Each line that holds the string "Mathematics" counts once; say how many such lines there are and add nothing.
--- BEGIN Exercise inputs ---
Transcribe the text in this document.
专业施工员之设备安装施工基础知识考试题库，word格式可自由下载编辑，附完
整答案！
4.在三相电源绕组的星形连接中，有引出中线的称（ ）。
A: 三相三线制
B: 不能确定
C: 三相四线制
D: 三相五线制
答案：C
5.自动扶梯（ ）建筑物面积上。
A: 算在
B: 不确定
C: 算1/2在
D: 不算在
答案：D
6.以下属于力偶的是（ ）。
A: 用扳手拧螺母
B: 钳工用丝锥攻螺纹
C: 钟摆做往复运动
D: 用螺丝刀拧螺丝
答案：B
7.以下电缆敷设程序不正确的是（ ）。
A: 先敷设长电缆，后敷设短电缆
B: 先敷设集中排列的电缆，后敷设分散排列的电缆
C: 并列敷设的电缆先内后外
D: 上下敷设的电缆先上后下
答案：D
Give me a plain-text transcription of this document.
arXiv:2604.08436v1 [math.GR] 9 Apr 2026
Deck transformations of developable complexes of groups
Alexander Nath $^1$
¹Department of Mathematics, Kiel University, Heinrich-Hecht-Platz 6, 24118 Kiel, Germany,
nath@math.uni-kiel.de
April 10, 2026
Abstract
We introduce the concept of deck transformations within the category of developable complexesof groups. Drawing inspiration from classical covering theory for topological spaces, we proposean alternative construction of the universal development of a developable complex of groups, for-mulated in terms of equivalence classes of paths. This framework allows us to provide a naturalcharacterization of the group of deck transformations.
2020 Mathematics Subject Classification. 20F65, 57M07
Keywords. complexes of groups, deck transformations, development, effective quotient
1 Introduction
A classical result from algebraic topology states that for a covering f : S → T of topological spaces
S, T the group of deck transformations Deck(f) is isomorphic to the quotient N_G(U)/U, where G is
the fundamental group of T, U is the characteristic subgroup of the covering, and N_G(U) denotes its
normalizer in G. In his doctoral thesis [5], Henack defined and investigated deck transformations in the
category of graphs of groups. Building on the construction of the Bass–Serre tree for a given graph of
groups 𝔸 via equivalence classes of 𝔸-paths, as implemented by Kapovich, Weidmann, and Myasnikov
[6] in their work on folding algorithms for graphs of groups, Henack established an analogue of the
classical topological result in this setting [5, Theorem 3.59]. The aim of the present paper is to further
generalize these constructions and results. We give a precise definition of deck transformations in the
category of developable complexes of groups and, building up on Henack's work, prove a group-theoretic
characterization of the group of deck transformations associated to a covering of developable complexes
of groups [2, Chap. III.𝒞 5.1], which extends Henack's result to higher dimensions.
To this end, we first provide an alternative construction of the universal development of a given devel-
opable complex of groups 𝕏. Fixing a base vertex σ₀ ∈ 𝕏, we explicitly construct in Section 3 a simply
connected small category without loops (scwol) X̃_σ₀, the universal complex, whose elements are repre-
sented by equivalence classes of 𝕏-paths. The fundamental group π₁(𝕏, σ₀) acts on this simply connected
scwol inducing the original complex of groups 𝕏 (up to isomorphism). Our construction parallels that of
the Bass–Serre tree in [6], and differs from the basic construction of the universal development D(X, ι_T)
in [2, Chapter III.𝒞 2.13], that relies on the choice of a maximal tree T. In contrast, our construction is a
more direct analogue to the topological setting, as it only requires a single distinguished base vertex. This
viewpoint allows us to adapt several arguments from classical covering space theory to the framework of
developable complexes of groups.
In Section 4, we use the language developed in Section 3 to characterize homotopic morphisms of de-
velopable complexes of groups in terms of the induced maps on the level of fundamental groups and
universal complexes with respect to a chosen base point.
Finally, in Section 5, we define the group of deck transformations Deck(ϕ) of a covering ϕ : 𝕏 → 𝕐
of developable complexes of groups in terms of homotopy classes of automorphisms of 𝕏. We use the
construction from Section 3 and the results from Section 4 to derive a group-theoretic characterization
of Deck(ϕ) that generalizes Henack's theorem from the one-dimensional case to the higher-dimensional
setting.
--- END Exercise inputs ---
**Full solution**
2